***** STORED DATA *****

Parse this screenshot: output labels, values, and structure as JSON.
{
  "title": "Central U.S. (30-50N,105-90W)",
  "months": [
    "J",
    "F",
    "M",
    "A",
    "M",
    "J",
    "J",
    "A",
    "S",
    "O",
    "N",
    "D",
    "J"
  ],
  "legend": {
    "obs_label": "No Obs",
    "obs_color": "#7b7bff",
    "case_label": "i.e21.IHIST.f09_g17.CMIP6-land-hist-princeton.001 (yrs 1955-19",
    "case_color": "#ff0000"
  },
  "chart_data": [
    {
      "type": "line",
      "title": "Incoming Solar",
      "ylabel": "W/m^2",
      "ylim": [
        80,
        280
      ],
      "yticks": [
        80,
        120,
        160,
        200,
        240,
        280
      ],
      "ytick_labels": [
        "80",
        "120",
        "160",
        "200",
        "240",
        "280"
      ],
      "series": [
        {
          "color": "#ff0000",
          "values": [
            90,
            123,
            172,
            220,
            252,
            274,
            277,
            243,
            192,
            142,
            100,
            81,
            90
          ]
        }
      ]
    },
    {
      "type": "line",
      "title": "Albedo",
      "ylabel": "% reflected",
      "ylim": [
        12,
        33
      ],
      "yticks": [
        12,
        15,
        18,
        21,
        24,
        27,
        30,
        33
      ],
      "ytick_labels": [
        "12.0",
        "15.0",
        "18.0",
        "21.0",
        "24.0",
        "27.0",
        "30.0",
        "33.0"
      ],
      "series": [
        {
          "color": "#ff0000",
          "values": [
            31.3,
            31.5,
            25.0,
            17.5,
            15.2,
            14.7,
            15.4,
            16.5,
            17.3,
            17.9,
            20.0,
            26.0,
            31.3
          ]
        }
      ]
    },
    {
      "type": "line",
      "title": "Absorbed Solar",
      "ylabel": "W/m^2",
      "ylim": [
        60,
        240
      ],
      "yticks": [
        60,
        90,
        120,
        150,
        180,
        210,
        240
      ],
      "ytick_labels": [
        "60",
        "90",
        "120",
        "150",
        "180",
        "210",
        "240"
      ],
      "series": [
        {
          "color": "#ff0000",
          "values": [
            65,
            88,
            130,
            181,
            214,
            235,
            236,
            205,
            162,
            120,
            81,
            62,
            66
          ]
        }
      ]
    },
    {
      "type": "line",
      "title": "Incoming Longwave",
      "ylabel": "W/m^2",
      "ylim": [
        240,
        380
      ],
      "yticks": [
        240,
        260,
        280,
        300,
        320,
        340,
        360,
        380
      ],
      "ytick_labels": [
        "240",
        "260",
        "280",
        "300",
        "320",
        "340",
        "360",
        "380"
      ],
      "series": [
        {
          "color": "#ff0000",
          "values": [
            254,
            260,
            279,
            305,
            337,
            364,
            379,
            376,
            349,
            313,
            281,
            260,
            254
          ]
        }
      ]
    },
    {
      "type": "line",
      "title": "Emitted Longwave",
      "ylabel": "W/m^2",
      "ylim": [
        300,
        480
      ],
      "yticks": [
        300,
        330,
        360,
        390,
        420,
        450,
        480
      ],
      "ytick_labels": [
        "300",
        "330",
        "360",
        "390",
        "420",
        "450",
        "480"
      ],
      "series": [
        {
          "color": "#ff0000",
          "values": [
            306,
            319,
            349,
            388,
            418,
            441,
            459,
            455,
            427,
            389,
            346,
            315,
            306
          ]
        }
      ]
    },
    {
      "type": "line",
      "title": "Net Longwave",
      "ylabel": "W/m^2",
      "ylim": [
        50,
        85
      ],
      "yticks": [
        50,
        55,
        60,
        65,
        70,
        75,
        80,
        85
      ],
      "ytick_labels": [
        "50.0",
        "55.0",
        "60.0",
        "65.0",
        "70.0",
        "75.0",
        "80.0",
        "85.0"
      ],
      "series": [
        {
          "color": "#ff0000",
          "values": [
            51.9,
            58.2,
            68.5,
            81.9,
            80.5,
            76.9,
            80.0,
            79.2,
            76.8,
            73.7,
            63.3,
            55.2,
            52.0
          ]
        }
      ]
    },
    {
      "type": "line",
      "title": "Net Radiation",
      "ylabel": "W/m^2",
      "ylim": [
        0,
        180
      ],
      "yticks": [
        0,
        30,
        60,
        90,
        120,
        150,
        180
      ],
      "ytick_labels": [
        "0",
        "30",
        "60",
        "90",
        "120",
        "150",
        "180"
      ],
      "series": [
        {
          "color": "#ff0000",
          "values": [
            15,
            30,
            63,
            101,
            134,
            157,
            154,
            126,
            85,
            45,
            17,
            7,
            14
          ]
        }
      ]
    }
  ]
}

*****

- WRITTEN PROBLEM -
Exactly reproduce every line of the records.

- EXERCISE OUTPUT -
Parse this screenshot: output labels, values, and structure as JSON.
{
  "title": "Central U.S. (30-50N,105-90W)",
  "months": [
    "J",
    "F",
    "M",
    "A",
    "M",
    "J",
    "J",
    "A",
    "S",
    "O",
    "N",
    "D",
    "J"
  ],
  "legend": {
    "obs_label": "No Obs",
    "obs_color": "#7b7bff",
    "case_label": "i.e21.IHIST.f09_g17.CMIP6-land-hist-princeton.001 (yrs 1955-19",
    "case_color": "#ff0000"
  },
  "chart_data": [
    {
      "type": "line",
      "title": "Incoming Solar",
      "ylabel": "W/m^2",
      "ylim": [
        80,
        280
      ],
      "yticks": [
        80,
        120,
        160,
        200,
        240,
        280
      ],
      "ytick_labels": [
        "80",
        "120",
        "160",
        "200",
        "240",
        "280"
      ],
      "series": [
        {
          "color": "#ff0000",
          "values": [
            90,
            123,
            172,
            220,
            252,
            274,
            277,
            243,
            192,
            142,
            100,
            81,
            90
          ]
        }
      ]
    },
    {
      "type": "line",
      "title": "Albedo",
      "ylabel": "% reflected",
      "ylim": [
        12,
        33
      ],
      "yticks": [
        12,
        15,
        18,
        21,
        24,
        27,
        30,
        33
      ],
      "ytick_labels": [
        "12.0",
        "15.0",
        "18.0",
        "21.0",
        "24.0",
        "27.0",
        "30.0",
        "33.0"
      ],
      "series": [
        {
          "color": "#ff0000",
          "values": [
            31.3,
            31.5,
            25.0,
            17.5,
            15.2,
            14.7,
            15.4,
            16.5,
            17.3,
            17.9,
            20.0,
            26.0,
            31.3
          ]
        }
      ]
    },
    {
      "type": "line",
      "title": "Absorbed Solar",
      "ylabel": "W/m^2",
      "ylim": [
        60,
        240
      ],
      "yticks": [
        60,
        90,
        120,
        150,
        180,
        210,
        240
      ],
      "ytick_labels": [
        "60",
        "90",
        "120",
        "150",
        "180",
        "210",
        "240"
      ],
      "series": [
        {
          "color": "#ff0000",
          "values": [
            65,
            88,
            130,
            181,
            214,
            235,
            236,
            205,
            162,
            120,
            81,
            62,
            66
          ]
        }
      ]
    },
    {
      "type": "line",
      "title": "Incoming Longwave",
      "ylabel": "W/m^2",
      "ylim": [
        240,
        380
      ],
      "yticks": [
        240,
        260,
        280,
        300,
        320,
        340,
        360,
        380
      ],
      "ytick_labels": [
        "240",
        "260",
        "280",
        "300",
        "320",
        "340",
        "360",
        "380"
      ],
      "series": [
        {
          "color": "#ff0000",
          "values": [
            254,
            260,
            279,
            305,
            337,
            364,
            379,
            376,
            349,
            313,
            281,
            260,
            254
          ]
        }
      ]
    },
    {
      "type": "line",
      "title": "Emitted Longwave",
      "ylabel": "W/m^2",
      "ylim": [
        300,
        480
      ],
      "yticks": [
        300,
        330,
        360,
        390,
        420,
        450,
        480
      ],
      "ytick_labels": [
        "300",
        "330",
        "360",
        "390",
        "420",
        "450",
        "480"
      ],
      "series": [
        {
          "color": "#ff0000",
          "values": [
            306,
            319,
            349,
            388,
            418,
            441,
            459,
            455,
            427,
            389,
            346,
            315,
            306
          ]
        }
      ]
    },
    {
      "type": "line",
      "title": "Net Longwave",
      "ylabel": "W/m^2",
      "ylim": [
        50,
        85
      ],
      "yticks": [
        50,
        55,
        60,
        65,
        70,
        75,
        80,
        85
      ],
      "ytick_labels": [
        "50.0",
        "55.0",
        "60.0",
        "65.0",
        "70.0",
        "75.0",
        "80.0",
        "85.0"
      ],
      "series": [
        {
          "color": "#ff0000",
          "values": [
            51.9,
            58.2,
            68.5,
            81.9,
            80.5,
            76.9,
            80.0,
            79.2,
            76.8,
            73.7,
            63.3,
            55.2,
            52.0
          ]
        }
      ]
    },
    {
      "type": "line",
      "title": "Net Radiation",
      "ylabel": "W/m^2",
      "ylim": [
        0,
        180
      ],
      "yticks": [
        0,
        30,
        60,
        90,
        120,
        150,
        180
      ],
      "ytick_labels": [
        "0",
        "30",
        "60",
        "90",
        "120",
        "150",
        "180"
      ],
      "series": [
        {
          "color": "#ff0000",
          "values": [
            15,
            30,
            63,
            101,
            134,
            157,
            154,
            126,
            85,
            45,
            17,
            7,
            14
          ]
        }
      ]
    }
  ]
}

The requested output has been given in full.